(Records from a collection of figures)

****

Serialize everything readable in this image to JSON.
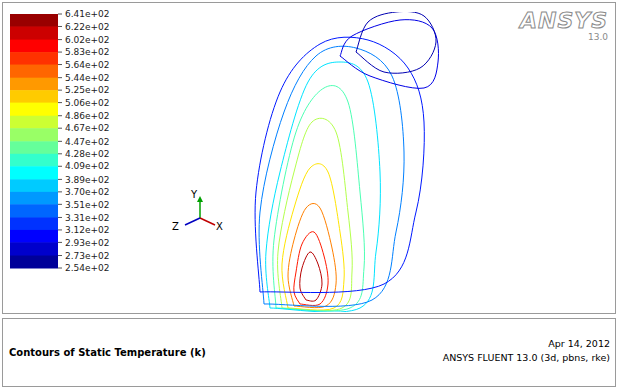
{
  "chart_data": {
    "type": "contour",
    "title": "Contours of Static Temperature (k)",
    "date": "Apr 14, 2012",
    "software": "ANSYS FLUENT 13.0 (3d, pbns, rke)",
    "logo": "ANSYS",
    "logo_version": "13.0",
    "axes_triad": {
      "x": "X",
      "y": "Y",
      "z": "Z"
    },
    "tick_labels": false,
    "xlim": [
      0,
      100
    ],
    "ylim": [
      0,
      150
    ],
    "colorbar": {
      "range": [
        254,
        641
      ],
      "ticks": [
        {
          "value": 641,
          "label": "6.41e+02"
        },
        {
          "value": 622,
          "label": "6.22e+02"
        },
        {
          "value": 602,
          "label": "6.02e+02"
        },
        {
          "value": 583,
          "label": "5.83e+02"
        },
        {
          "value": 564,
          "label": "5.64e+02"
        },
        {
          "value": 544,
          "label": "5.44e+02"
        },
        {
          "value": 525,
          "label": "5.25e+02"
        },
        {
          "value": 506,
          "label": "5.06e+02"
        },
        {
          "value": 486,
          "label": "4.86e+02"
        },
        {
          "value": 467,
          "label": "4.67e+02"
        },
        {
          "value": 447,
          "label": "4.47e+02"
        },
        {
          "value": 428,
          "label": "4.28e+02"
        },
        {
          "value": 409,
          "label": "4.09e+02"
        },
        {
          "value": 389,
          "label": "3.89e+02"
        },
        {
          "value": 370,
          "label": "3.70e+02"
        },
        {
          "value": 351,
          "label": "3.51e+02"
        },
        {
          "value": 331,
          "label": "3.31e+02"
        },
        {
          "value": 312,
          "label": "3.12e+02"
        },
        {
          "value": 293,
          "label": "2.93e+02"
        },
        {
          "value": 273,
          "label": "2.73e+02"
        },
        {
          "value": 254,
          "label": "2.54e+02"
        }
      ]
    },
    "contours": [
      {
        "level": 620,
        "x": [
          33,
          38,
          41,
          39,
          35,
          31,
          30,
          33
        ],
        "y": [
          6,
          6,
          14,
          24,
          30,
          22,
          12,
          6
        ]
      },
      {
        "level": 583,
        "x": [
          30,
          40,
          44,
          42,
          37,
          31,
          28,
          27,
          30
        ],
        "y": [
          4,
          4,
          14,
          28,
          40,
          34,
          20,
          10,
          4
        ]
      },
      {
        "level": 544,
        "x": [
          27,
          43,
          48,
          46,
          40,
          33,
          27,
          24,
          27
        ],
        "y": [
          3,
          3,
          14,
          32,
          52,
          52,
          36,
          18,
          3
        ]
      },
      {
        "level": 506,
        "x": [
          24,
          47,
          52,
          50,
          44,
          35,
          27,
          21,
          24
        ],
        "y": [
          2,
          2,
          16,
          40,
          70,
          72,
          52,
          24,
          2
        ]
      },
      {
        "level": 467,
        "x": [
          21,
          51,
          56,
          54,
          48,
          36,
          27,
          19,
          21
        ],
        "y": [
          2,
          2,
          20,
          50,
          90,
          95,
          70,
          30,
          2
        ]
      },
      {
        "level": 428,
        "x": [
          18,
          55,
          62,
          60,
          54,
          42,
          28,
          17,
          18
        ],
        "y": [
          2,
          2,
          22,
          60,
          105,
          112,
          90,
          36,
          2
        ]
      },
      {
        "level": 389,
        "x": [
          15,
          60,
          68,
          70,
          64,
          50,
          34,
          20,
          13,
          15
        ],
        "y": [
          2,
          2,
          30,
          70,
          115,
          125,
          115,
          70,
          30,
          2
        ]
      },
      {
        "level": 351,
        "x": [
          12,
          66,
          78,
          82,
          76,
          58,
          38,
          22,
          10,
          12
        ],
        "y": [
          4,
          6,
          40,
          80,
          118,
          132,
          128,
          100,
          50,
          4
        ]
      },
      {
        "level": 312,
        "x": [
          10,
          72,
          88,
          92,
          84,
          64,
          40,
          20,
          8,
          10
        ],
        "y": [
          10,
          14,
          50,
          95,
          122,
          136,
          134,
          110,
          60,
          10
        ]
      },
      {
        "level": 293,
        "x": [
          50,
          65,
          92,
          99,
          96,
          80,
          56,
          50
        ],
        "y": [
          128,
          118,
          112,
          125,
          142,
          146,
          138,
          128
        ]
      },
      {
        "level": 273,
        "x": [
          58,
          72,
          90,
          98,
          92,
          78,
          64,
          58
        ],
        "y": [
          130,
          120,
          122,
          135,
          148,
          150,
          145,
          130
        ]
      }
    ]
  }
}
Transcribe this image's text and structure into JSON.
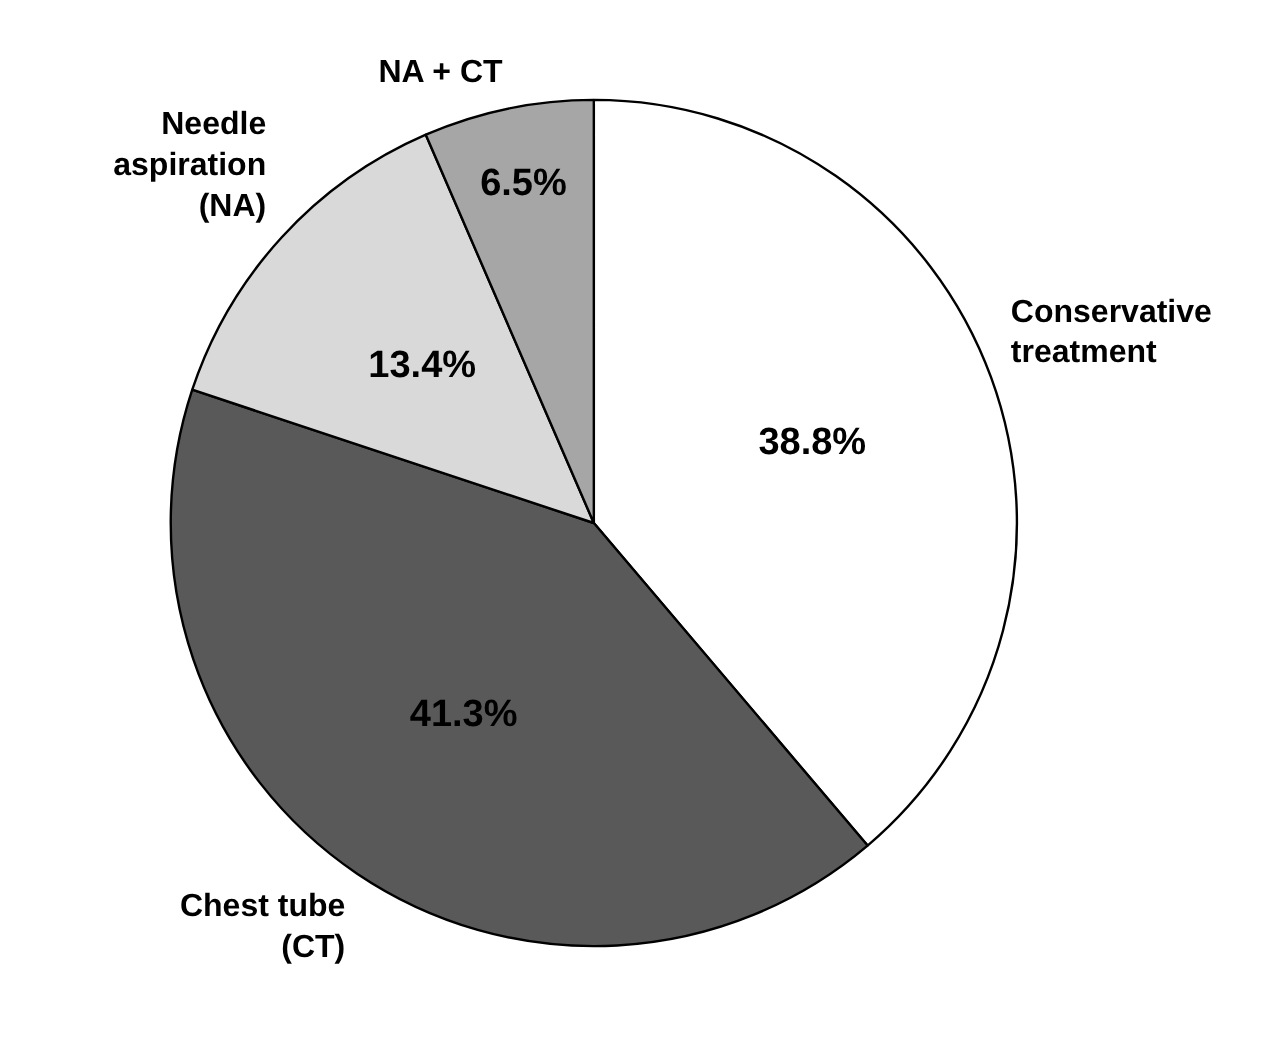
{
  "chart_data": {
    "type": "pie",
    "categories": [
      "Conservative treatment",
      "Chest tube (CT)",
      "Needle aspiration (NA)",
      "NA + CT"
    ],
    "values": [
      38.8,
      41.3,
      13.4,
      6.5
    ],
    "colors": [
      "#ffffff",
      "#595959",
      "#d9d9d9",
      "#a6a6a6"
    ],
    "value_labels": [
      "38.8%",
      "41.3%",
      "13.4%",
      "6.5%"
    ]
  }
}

****

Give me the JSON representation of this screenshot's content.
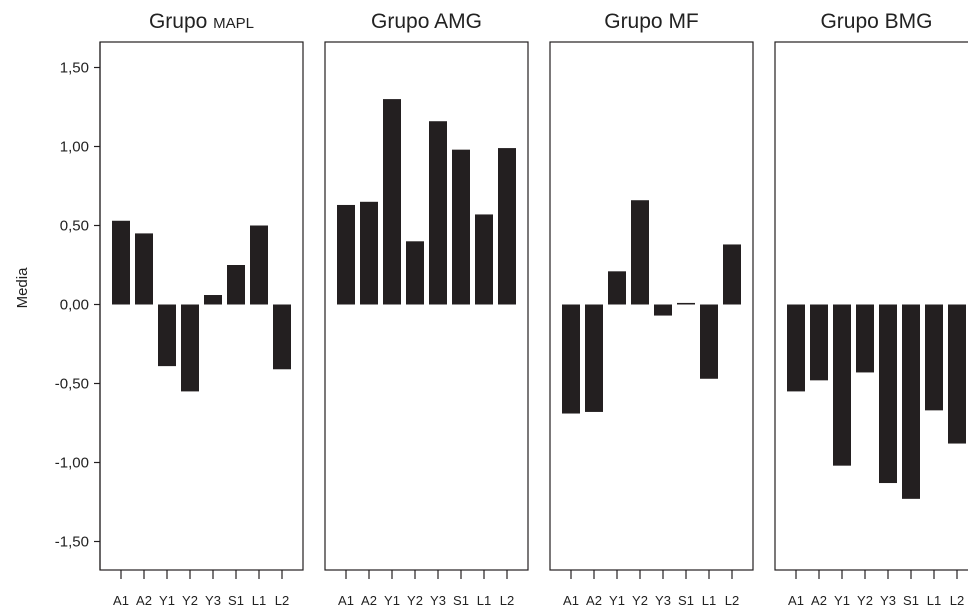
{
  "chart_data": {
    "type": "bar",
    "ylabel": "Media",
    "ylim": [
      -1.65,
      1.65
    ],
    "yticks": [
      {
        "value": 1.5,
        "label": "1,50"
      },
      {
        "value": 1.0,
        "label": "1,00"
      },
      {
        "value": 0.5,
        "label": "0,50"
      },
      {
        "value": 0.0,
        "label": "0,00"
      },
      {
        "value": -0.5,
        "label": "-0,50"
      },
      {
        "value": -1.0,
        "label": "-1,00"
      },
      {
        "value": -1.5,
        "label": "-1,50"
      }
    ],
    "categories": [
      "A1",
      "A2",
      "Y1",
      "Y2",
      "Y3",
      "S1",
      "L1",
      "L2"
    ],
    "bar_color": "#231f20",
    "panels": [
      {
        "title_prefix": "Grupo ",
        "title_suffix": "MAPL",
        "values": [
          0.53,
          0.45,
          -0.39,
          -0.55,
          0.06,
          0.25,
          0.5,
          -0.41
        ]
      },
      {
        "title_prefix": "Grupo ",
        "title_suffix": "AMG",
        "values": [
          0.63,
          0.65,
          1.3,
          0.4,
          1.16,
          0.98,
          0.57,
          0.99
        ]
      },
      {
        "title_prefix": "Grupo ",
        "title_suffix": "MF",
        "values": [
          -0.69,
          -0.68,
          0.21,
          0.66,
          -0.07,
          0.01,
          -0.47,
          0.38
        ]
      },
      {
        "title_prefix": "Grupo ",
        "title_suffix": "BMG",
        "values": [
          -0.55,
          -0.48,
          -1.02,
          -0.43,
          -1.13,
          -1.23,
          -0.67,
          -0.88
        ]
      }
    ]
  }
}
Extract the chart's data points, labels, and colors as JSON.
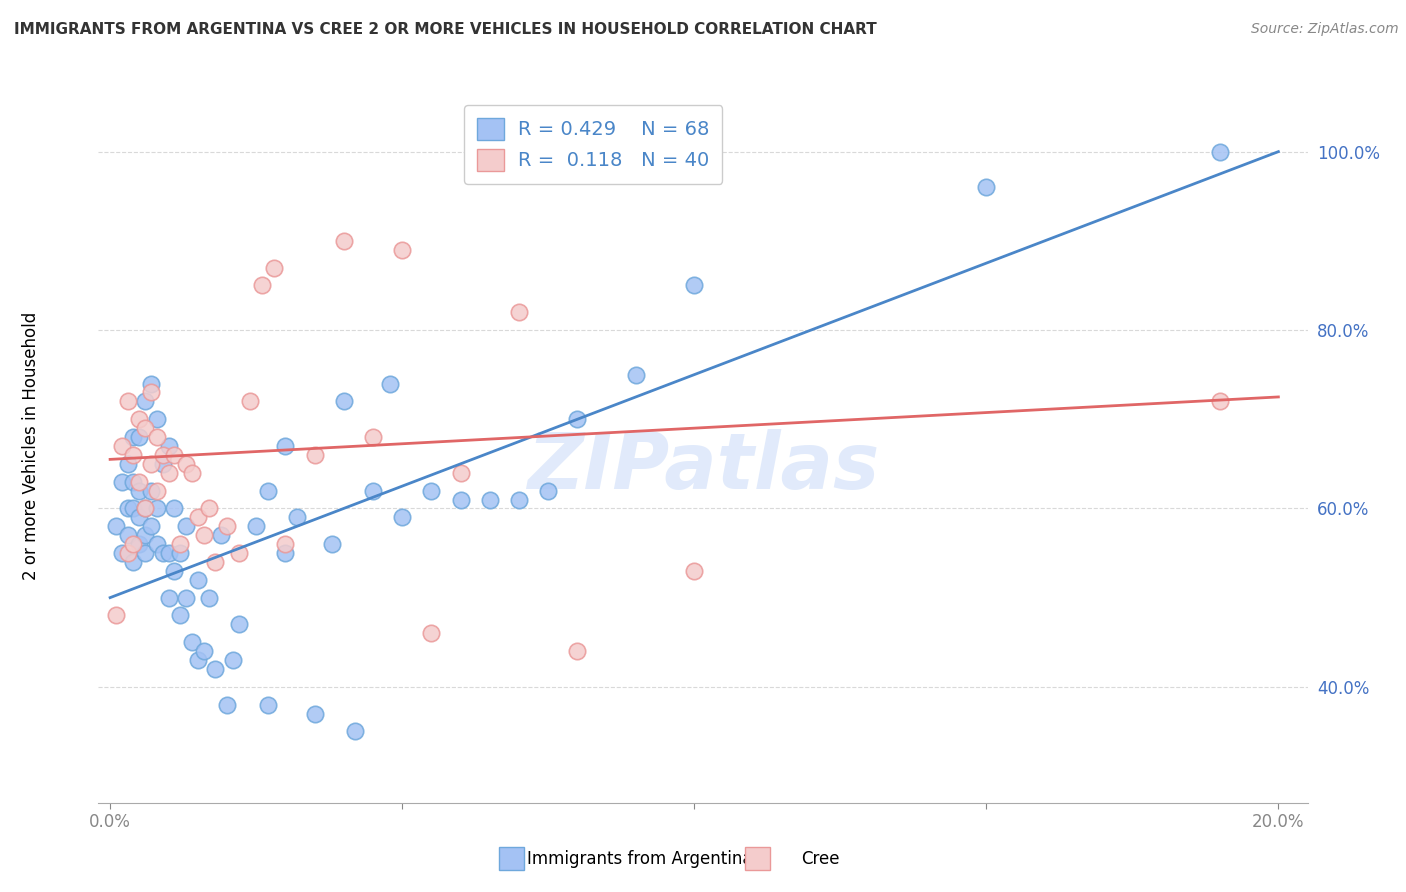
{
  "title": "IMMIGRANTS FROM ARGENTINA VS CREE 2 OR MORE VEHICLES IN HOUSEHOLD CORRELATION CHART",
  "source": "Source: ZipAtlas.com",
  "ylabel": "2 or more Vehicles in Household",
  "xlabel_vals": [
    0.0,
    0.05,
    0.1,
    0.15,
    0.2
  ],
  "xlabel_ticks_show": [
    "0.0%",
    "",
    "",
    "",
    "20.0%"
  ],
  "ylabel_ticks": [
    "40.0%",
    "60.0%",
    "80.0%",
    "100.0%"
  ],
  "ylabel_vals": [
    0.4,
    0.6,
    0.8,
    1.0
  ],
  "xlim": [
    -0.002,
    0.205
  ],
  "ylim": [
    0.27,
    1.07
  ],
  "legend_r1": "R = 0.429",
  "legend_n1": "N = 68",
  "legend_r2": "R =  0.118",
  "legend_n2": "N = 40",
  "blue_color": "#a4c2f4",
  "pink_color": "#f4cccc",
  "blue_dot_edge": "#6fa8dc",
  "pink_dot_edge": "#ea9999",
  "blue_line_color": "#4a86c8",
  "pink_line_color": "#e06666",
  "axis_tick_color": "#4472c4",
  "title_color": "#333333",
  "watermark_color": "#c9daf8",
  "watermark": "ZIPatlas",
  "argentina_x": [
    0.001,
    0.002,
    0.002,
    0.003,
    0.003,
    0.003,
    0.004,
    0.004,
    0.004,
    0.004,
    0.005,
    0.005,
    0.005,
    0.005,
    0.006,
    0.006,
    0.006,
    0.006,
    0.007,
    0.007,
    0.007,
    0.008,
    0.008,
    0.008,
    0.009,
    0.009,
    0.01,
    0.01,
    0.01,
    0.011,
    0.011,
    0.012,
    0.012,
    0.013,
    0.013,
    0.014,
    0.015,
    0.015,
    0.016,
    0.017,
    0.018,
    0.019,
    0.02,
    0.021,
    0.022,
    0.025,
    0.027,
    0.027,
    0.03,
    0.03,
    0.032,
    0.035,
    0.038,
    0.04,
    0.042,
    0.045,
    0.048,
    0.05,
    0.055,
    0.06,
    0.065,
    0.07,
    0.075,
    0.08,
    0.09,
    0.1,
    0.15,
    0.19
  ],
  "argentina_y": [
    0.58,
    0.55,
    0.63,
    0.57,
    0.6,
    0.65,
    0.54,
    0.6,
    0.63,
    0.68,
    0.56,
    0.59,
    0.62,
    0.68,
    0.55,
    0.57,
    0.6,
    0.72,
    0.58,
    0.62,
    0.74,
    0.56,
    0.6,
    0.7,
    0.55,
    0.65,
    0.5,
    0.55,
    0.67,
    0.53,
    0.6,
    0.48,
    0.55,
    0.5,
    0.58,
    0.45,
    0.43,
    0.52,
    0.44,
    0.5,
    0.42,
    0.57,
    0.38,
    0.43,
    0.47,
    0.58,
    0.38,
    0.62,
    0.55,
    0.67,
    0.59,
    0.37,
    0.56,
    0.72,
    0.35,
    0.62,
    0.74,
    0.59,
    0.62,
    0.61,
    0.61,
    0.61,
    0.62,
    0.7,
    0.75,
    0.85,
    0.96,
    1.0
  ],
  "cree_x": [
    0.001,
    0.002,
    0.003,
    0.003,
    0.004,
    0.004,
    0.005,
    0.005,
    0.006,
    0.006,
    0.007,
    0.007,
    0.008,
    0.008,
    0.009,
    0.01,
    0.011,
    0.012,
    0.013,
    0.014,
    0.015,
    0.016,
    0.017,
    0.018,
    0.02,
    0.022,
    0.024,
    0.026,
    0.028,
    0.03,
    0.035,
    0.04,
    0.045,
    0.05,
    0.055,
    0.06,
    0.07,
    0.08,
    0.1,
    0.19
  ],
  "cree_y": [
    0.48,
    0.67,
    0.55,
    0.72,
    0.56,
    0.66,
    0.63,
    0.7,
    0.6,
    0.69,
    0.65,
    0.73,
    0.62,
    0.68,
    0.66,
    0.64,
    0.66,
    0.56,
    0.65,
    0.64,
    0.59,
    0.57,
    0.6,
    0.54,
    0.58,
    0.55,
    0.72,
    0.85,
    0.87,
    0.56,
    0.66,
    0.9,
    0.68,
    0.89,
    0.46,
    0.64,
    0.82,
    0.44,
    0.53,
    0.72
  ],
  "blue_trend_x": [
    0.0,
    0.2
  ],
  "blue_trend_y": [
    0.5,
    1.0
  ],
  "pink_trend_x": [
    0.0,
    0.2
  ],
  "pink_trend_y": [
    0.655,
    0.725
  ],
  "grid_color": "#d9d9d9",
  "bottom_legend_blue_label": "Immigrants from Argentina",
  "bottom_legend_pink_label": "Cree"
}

****

§ **WHAT IS EXPECTED**: Return every line above in which the string "ANSYS" occurs.

§ **TASK OUTPUT**:
    "software": "ANSYS FLUENT 13.0 (3d, pbns, rke)",
    "logo": "ANSYS",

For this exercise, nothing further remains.